-- START Data for the task --

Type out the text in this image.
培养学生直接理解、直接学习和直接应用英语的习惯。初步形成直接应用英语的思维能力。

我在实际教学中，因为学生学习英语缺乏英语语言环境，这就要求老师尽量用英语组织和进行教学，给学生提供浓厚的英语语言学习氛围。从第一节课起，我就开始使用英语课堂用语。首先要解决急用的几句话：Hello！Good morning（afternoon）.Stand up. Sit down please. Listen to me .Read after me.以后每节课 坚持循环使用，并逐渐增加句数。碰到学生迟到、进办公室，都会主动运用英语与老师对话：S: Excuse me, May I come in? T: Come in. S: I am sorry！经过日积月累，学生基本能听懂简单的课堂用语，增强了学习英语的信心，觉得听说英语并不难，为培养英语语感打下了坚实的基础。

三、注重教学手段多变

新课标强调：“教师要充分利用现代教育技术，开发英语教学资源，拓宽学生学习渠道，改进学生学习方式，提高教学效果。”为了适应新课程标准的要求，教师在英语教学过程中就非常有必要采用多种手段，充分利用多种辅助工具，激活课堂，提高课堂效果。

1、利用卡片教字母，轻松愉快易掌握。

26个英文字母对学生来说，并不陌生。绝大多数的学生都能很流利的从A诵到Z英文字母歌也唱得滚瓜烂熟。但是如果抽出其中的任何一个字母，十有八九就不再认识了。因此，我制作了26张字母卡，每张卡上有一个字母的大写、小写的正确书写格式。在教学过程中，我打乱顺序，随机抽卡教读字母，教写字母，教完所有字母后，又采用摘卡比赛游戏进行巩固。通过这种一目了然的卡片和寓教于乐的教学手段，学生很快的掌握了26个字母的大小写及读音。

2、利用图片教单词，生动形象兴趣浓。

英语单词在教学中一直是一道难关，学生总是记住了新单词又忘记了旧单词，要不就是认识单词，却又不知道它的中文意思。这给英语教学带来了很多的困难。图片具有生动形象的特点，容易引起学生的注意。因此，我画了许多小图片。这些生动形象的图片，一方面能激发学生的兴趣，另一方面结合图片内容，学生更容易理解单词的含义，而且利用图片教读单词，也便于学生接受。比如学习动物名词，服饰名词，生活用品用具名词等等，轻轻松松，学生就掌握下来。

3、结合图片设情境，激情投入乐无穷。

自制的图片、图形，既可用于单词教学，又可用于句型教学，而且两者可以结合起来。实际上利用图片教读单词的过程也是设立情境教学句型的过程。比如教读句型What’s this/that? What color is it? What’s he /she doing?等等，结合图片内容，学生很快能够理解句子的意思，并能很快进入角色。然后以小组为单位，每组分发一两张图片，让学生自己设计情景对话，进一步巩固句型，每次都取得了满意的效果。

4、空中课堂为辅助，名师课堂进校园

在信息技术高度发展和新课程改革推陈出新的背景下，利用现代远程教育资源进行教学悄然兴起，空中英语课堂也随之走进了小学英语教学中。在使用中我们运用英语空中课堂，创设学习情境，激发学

-- END Data for the task --

Word for word, extract all the records.

The reply:
Type out the text in this image.
培养学生直接理解、直接学习和直接应用英语的习惯。初步形成直接应用英语的思维能力。

我在实际教学中，因为学生学习英语缺乏英语语言环境，这就要求老师尽量用英语组织和进行教学，给学生提供浓厚的英语语言学习氛围。从第一节课起，我就开始使用英语课堂用语。首先要解决急用的几句话：Hello！Good morning（afternoon）.Stand up. Sit down please. Listen to me .Read after me.以后每节课 坚持循环使用，并逐渐增加句数。碰到学生迟到、进办公室，都会主动运用英语与老师对话：S: Excuse me, May I come in? T: Come in. S: I am sorry！经过日积月累，学生基本能听懂简单的课堂用语，增强了学习英语的信心，觉得听说英语并不难，为培养英语语感打下了坚实的基础。

三、注重教学手段多变

新课标强调：“教师要充分利用现代教育技术，开发英语教学资源，拓宽学生学习渠道，改进学生学习方式，提高教学效果。”为了适应新课程标准的要求，教师在英语教学过程中就非常有必要采用多种手段，充分利用多种辅助工具，激活课堂，提高课堂效果。

1、利用卡片教字母，轻松愉快易掌握。

26个英文字母对学生来说，并不陌生。绝大多数的学生都能很流利的从A诵到Z英文字母歌也唱得滚瓜烂熟。但是如果抽出其中的任何一个字母，十有八九就不再认识了。因此，我制作了26张字母卡，每张卡上有一个字母的大写、小写的正确书写格式。在教学过程中，我打乱顺序，随机抽卡教读字母，教写字母，教完所有字母后，又采用摘卡比赛游戏进行巩固。通过这种一目了然的卡片和寓教于乐的教学手段，学生很快的掌握了26个字母的大小写及读音。

2、利用图片教单词，生动形象兴趣浓。

英语单词在教学中一直是一道难关，学生总是记住了新单词又忘记了旧单词，要不就是认识单词，却又不知道它的中文意思。这给英语教学带来了很多的困难。图片具有生动形象的特点，容易引起学生的注意。因此，我画了许多小图片。这些生动形象的图片，一方面能激发学生的兴趣，另一方面结合图片内容，学生更容易理解单词的含义，而且利用图片教读单词，也便于学生接受。比如学习动物名词，服饰名词，生活用品用具名词等等，轻轻松松，学生就掌握下来。

3、结合图片设情境，激情投入乐无穷。

自制的图片、图形，既可用于单词教学，又可用于句型教学，而且两者可以结合起来。实际上利用图片教读单词的过程也是设立情境教学句型的过程。比如教读句型What’s this/that? What color is it? What’s he /she doing?等等，结合图片内容，学生很快能够理解句子的意思，并能很快进入角色。然后以小组为单位，每组分发一两张图片，让学生自己设计情景对话，进一步巩固句型，每次都取得了满意的效果。

4、空中课堂为辅助，名师课堂进校园

在信息技术高度发展和新课程改革推陈出新的背景下，利用现代远程教育资源进行教学悄然兴起，空中英语课堂也随之走进了小学英语教学中。在使用中我们运用英语空中课堂，创设学习情境，激发学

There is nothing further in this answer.